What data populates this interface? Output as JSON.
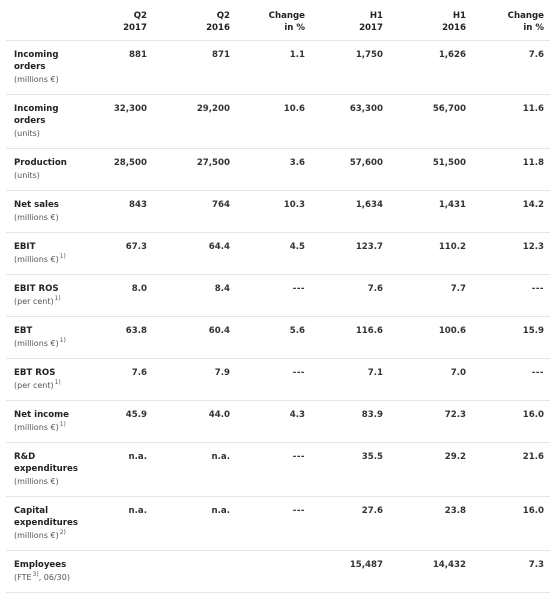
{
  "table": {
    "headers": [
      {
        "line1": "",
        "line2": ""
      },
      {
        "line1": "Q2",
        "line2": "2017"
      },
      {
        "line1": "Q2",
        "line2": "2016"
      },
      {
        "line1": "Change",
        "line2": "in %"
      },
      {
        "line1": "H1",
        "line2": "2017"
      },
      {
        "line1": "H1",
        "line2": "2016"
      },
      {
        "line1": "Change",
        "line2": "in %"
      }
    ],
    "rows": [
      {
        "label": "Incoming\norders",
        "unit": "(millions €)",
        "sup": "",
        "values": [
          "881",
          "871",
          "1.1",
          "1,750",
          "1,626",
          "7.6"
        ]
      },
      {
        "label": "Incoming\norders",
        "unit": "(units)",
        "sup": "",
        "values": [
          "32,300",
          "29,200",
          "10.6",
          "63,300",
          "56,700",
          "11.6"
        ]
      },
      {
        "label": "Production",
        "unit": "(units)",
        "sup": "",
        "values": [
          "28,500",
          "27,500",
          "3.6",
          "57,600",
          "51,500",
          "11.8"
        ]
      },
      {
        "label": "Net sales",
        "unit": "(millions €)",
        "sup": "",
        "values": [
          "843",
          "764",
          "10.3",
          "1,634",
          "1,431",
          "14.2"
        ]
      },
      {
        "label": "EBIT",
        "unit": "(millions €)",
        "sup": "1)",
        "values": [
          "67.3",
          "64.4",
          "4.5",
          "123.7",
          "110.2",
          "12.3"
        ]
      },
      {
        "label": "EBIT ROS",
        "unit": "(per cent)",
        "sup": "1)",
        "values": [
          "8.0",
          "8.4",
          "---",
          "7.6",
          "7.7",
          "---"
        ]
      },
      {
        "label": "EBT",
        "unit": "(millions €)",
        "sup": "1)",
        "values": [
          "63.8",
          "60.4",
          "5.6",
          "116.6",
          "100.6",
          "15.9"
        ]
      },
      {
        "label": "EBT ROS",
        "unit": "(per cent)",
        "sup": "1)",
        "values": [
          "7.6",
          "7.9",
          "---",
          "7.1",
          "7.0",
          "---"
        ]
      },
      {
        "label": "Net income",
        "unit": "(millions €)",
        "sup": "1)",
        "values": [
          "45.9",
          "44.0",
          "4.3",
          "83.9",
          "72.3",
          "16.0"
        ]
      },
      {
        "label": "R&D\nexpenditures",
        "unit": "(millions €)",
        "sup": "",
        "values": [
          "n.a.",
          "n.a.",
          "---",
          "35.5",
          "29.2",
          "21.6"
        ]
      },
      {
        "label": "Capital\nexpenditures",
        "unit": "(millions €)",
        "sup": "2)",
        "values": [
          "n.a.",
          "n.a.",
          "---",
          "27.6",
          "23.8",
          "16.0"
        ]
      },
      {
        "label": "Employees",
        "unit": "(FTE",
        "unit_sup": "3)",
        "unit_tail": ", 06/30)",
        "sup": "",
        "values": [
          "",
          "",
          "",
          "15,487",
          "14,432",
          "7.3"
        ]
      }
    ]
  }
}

##############################

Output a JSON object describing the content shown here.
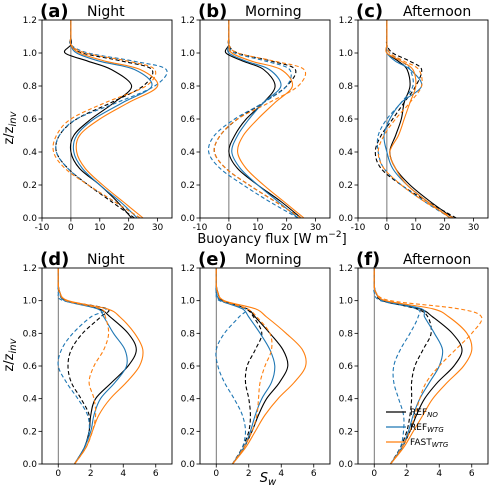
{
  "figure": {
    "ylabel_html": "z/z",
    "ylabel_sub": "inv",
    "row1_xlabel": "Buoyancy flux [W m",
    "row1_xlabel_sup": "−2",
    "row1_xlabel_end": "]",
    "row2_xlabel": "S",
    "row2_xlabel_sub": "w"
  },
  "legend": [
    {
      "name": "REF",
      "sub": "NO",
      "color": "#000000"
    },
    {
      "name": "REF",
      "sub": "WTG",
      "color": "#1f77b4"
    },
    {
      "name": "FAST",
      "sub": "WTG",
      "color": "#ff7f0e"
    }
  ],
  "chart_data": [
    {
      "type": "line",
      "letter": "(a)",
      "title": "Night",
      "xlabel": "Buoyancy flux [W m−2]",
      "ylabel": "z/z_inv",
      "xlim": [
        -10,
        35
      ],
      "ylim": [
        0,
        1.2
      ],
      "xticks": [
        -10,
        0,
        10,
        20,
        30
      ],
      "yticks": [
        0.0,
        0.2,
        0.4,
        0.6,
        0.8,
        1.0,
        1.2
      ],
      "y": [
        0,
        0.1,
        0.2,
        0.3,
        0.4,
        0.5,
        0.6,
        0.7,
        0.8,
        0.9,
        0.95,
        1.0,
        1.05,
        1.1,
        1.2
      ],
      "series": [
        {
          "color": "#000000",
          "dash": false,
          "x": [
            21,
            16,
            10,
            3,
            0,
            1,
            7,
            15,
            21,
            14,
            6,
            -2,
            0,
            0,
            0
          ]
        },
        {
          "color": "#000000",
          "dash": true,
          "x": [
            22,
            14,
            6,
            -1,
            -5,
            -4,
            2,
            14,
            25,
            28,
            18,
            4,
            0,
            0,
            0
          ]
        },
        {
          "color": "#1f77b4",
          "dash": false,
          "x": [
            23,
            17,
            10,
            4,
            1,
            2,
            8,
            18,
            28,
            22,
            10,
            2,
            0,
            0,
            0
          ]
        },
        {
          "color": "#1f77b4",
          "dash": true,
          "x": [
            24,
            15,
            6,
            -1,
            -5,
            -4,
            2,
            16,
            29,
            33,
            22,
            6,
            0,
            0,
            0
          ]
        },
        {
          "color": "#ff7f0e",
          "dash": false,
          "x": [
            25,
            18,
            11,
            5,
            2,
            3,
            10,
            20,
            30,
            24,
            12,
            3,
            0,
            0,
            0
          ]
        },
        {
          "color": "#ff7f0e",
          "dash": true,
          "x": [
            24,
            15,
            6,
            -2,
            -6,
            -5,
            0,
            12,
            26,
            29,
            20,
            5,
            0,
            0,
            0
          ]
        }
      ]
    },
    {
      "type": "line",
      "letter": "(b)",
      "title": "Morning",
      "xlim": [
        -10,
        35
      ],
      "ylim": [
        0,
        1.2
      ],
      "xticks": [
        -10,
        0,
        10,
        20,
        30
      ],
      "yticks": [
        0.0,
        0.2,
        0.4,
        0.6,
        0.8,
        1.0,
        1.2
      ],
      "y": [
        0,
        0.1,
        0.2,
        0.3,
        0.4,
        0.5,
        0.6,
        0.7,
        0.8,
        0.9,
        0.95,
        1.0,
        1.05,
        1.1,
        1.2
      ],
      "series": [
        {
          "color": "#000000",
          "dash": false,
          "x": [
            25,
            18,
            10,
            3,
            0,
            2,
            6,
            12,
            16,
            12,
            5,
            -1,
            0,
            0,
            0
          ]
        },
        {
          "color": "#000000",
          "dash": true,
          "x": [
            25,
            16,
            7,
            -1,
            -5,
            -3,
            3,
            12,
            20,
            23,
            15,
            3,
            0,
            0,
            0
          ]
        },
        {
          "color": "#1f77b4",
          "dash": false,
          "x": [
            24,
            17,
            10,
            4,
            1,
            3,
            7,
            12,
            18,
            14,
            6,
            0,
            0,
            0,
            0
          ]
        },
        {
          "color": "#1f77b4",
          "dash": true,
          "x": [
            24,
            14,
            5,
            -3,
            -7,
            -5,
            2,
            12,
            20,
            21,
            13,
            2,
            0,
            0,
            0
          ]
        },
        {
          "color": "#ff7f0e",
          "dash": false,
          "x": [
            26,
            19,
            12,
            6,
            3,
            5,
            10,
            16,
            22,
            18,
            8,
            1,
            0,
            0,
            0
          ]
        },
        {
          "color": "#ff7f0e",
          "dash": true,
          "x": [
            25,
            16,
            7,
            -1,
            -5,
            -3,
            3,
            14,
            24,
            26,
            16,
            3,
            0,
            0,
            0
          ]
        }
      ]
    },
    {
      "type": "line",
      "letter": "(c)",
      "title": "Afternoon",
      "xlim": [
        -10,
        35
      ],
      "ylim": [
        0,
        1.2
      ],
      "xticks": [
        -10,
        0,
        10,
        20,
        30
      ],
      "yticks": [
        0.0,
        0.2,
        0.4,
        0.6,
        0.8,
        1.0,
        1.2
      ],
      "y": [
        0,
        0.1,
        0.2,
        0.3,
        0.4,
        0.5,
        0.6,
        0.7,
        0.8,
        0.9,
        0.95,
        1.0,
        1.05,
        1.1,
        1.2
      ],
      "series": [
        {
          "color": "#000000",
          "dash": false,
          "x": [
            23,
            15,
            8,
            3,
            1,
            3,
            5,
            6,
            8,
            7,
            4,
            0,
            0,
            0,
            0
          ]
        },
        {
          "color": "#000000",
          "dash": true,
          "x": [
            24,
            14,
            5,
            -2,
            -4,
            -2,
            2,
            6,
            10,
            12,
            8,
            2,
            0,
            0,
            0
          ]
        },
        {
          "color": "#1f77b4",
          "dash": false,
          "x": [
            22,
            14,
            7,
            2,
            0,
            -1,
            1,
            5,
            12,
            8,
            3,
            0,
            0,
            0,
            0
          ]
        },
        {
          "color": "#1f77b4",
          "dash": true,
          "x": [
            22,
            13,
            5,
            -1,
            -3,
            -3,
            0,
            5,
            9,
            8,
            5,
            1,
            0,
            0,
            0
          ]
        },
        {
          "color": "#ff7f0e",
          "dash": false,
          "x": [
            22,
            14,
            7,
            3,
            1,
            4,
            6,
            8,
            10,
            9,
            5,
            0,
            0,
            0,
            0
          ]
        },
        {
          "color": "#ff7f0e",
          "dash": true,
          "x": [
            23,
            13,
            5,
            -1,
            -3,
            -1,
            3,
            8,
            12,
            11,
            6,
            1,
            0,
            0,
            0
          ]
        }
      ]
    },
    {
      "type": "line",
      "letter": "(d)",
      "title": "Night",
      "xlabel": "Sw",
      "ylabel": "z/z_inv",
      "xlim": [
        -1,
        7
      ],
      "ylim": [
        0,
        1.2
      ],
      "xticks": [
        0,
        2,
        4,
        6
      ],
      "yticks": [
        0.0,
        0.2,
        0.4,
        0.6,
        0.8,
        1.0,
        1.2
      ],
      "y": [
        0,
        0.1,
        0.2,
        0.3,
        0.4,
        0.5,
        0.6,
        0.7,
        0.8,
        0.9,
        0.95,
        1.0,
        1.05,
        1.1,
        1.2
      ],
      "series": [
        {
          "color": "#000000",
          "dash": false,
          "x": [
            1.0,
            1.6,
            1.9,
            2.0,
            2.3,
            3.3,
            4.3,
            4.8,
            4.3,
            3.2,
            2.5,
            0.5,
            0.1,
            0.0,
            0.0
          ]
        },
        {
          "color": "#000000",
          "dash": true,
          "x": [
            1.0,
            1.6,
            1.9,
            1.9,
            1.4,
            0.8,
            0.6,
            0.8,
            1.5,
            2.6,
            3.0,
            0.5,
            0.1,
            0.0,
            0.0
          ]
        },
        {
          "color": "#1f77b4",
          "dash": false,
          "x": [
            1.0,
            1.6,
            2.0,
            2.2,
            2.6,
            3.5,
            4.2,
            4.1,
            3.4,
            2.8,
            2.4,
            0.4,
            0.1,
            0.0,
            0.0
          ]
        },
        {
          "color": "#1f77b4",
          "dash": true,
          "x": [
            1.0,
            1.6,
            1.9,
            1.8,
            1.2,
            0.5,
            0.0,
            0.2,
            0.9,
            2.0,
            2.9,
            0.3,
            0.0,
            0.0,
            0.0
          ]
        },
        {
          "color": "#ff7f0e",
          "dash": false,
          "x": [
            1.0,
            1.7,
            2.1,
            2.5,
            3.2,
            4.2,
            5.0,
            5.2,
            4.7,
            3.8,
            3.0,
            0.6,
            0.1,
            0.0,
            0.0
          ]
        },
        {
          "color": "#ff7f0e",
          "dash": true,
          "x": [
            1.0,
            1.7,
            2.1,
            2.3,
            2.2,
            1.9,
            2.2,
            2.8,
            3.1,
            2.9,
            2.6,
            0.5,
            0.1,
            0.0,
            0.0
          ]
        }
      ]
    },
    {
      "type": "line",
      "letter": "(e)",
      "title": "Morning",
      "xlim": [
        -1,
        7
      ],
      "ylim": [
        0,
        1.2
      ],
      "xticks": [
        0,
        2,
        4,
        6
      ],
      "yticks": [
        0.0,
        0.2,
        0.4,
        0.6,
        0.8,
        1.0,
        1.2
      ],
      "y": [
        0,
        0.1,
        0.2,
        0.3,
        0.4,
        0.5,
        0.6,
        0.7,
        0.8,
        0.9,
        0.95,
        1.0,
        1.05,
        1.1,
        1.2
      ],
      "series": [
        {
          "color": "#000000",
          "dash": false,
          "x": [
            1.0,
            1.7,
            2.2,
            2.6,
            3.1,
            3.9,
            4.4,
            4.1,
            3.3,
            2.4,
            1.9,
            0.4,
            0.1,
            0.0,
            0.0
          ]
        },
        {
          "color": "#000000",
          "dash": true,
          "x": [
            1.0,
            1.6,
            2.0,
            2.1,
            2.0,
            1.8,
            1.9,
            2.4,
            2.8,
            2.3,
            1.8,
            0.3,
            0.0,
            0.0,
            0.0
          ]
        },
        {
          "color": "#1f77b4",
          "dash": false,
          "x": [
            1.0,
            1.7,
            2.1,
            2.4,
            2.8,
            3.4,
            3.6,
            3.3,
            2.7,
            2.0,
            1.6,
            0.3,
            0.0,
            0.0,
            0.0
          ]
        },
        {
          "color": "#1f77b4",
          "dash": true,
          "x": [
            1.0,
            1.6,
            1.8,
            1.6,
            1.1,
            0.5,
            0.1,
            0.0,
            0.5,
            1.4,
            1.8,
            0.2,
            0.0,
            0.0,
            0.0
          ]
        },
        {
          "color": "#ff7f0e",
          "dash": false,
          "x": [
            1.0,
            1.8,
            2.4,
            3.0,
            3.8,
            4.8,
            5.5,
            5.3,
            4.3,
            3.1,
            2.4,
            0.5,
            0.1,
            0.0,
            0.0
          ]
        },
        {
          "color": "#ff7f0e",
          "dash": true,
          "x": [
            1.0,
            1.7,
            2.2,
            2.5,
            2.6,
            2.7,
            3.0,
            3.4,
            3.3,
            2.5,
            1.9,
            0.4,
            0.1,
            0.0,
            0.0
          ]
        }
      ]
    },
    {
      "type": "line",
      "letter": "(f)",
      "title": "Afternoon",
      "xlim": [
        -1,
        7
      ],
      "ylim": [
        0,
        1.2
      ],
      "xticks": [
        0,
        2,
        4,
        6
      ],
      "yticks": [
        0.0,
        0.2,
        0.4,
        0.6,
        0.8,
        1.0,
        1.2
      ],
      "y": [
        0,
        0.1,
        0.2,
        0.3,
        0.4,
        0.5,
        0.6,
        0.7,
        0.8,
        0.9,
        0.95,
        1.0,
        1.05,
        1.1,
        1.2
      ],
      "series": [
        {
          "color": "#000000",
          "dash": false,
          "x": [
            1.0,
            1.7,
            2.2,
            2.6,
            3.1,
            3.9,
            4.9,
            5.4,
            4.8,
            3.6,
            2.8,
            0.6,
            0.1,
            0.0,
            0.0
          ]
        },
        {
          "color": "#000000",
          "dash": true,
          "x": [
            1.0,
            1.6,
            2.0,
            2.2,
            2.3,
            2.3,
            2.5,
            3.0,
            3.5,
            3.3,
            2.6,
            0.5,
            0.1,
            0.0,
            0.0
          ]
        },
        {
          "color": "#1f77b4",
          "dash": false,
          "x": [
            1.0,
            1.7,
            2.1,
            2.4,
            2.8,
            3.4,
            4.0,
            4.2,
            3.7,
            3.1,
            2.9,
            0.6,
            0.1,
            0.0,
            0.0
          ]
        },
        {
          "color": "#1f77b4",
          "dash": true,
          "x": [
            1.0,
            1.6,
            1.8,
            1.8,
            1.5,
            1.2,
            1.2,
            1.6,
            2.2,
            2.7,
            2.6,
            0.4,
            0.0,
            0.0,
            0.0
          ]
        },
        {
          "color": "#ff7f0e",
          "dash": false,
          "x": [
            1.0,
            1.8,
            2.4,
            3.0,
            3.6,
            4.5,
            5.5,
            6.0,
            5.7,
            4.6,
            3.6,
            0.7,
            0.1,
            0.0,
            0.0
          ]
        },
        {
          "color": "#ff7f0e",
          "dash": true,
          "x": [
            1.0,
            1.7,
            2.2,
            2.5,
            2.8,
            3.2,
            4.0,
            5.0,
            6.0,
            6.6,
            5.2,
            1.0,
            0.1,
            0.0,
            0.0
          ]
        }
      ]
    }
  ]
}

##############################

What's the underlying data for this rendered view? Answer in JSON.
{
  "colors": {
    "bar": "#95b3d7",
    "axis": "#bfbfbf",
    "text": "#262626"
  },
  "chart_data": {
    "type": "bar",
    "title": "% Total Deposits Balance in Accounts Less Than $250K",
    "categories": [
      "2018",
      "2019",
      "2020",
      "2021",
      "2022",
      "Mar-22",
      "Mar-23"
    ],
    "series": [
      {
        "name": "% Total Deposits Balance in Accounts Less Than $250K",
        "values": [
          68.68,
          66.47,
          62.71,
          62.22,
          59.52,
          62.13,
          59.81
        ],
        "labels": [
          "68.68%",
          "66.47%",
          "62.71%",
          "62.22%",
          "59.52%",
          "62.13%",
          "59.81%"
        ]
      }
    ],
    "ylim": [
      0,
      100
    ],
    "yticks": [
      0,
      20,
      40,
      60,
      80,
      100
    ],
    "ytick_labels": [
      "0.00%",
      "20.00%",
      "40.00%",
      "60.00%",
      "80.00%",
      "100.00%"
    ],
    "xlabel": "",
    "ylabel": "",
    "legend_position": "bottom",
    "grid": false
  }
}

##############################

## DIRECTIONS
Only a number is needed: how many lines of the material above contain "Buoyancy"?

## TASK RESPONSE
2